#### WHAT IS ASKED
Write the data out again, character for character, with no images.

Extracted records:
-- Begin --

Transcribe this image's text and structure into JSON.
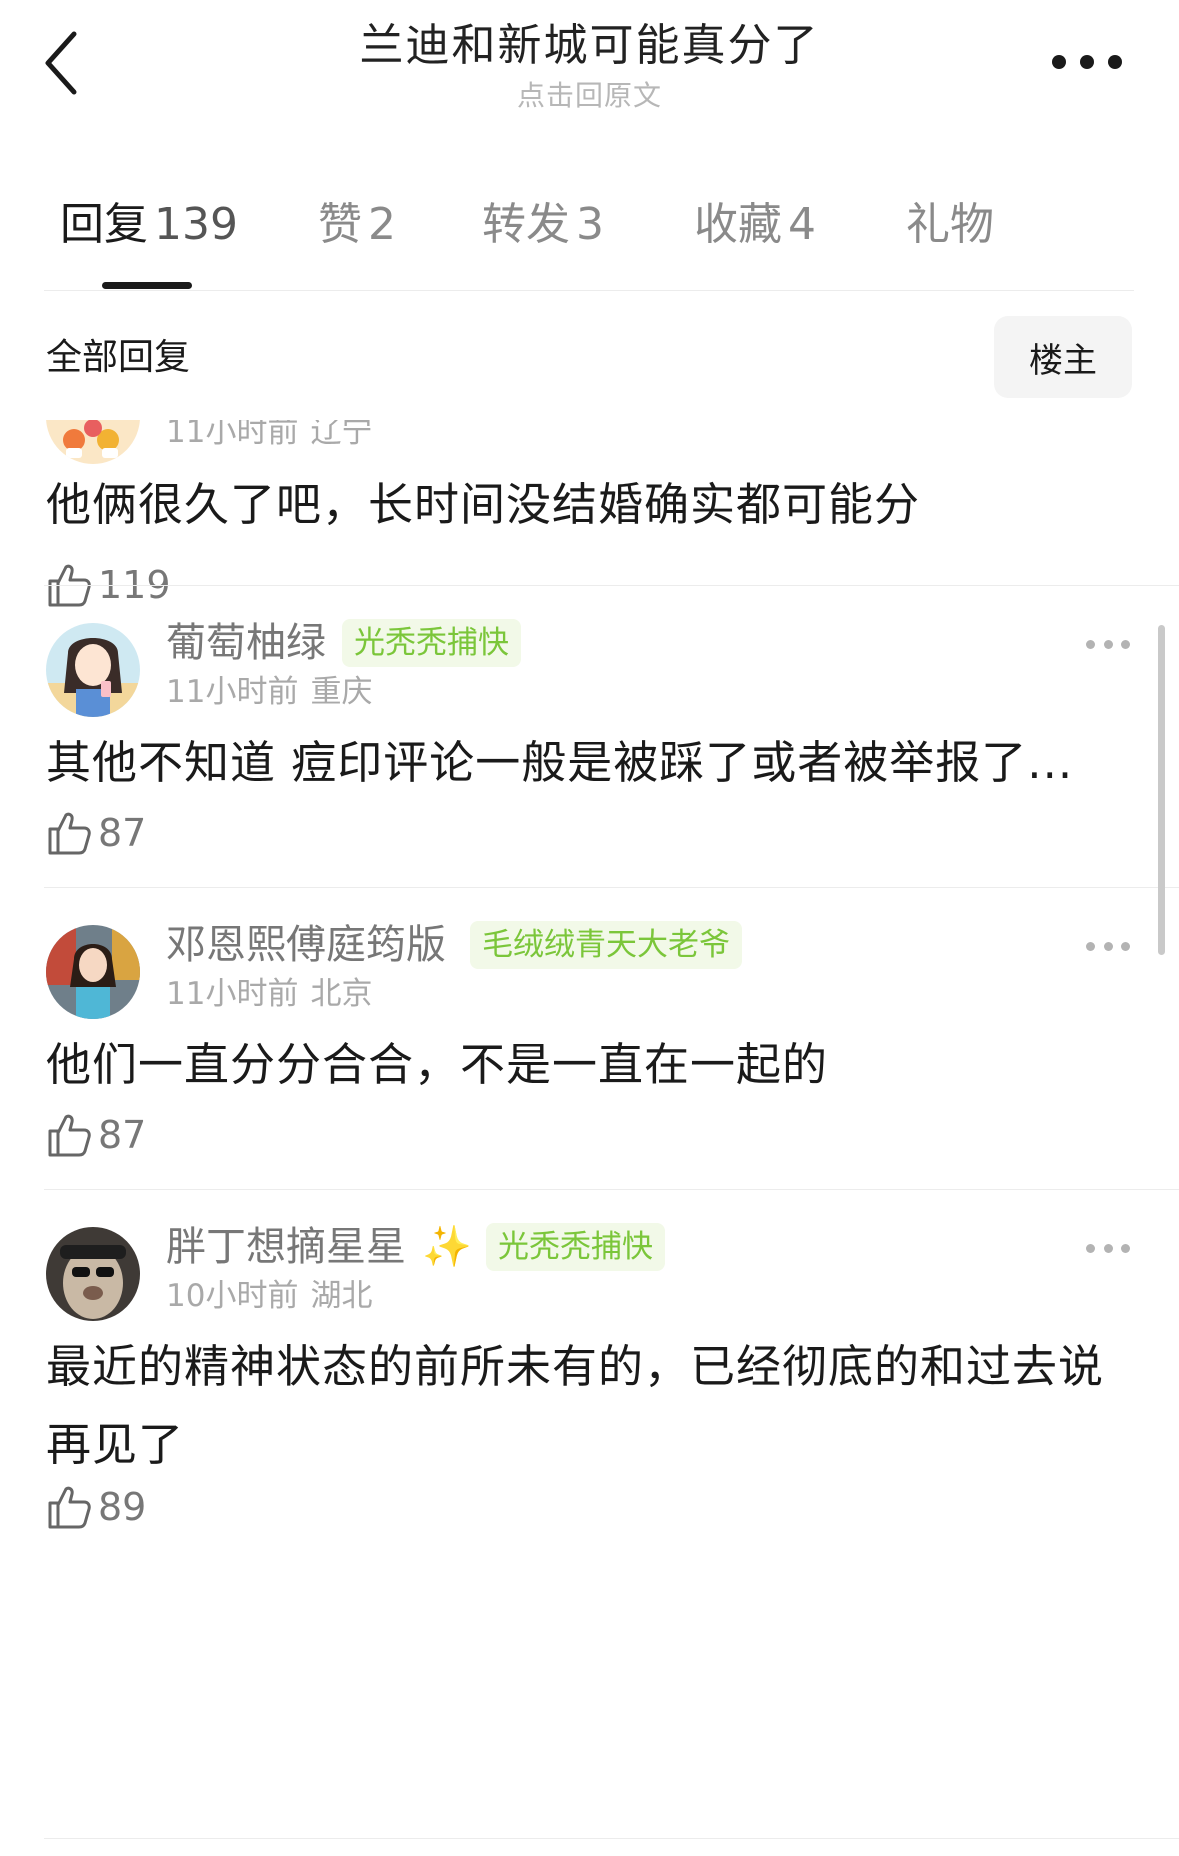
{
  "header": {
    "title": "兰迪和新城可能真分了",
    "subtitle": "点击回原文"
  },
  "tabs": [
    {
      "label": "回复",
      "count": "139",
      "active": true
    },
    {
      "label": "赞",
      "count": "2",
      "active": false
    },
    {
      "label": "转发",
      "count": "3",
      "active": false
    },
    {
      "label": "收藏",
      "count": "4",
      "active": false
    },
    {
      "label": "礼物",
      "count": "",
      "active": false
    }
  ],
  "section": {
    "title": "全部回复",
    "owner_filter": "楼主"
  },
  "comments": [
    {
      "username": "",
      "badge": "",
      "time": "11小时前",
      "location": "辽宁",
      "content": "他俩很久了吧，长时间没结婚确实都可能分",
      "likes": "119"
    },
    {
      "username": "葡萄柚绿",
      "badge": "光秃秃捕快",
      "time": "11小时前",
      "location": "重庆",
      "content": "其他不知道 痘印评论一般是被踩了或者被举报了...",
      "likes": "87"
    },
    {
      "username": "邓恩熙傅庭筠版",
      "badge": "毛绒绒青天大老爷",
      "time": "11小时前",
      "location": "北京",
      "content": "他们一直分分合合，不是一直在一起的",
      "likes": "87"
    },
    {
      "username": "胖丁想摘星星",
      "badge": "光秃秃捕快",
      "time": "10小时前",
      "location": "湖北",
      "content": "最近的精神状态的前所未有的，已经彻底的和过去说再见了",
      "likes": "89"
    }
  ],
  "colors": {
    "badge_text": "#7bc63a",
    "badge_bg": "#f2f9e8",
    "meta_text": "#a9a9a9"
  },
  "icons": {
    "back": "chevron-left-icon",
    "more": "more-horizontal-icon",
    "like": "thumbs-up-icon",
    "sparkle": "sparkles-icon"
  }
}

-- End --

#### CORRECT RESPONSE
Transcribe this image's text and structure into JSON.
{
  "header": {
    "title": "兰迪和新城可能真分了",
    "subtitle": "点击回原文"
  },
  "tabs": [
    {
      "label": "回复",
      "count": "139",
      "active": true
    },
    {
      "label": "赞",
      "count": "2",
      "active": false
    },
    {
      "label": "转发",
      "count": "3",
      "active": false
    },
    {
      "label": "收藏",
      "count": "4",
      "active": false
    },
    {
      "label": "礼物",
      "count": "",
      "active": false
    }
  ],
  "section": {
    "title": "全部回复",
    "owner_filter": "楼主"
  },
  "comments": [
    {
      "username": "",
      "badge": "",
      "time": "11小时前",
      "location": "辽宁",
      "content": "他俩很久了吧，长时间没结婚确实都可能分",
      "likes": "119"
    },
    {
      "username": "葡萄柚绿",
      "badge": "光秃秃捕快",
      "time": "11小时前",
      "location": "重庆",
      "content": "其他不知道 痘印评论一般是被踩了或者被举报了...",
      "likes": "87"
    },
    {
      "username": "邓恩熙傅庭筠版",
      "badge": "毛绒绒青天大老爷",
      "time": "11小时前",
      "location": "北京",
      "content": "他们一直分分合合，不是一直在一起的",
      "likes": "87"
    },
    {
      "username": "胖丁想摘星星",
      "badge": "光秃秃捕快",
      "time": "10小时前",
      "location": "湖北",
      "content": "最近的精神状态的前所未有的，已经彻底的和过去说再见了",
      "likes": "89"
    }
  ],
  "colors": {
    "badge_text": "#7bc63a",
    "badge_bg": "#f2f9e8",
    "meta_text": "#a9a9a9"
  },
  "icons": {
    "back": "chevron-left-icon",
    "more": "more-horizontal-icon",
    "like": "thumbs-up-icon",
    "sparkle": "sparkles-icon"
  }
}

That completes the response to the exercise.